Available records:

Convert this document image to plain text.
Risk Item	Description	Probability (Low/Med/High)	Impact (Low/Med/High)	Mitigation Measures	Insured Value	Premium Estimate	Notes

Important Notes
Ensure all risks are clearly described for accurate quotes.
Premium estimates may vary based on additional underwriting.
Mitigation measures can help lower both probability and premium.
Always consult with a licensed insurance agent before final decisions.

Written request: Take each line of the material that contains the word "Notes" and list it.

Task solution:
Risk Item	Description	Probability (Low/Med/High)	Impact (Low/Med/High)	Mitigation Measures	Insured Value	Premium Estimate	Notes
Important Notes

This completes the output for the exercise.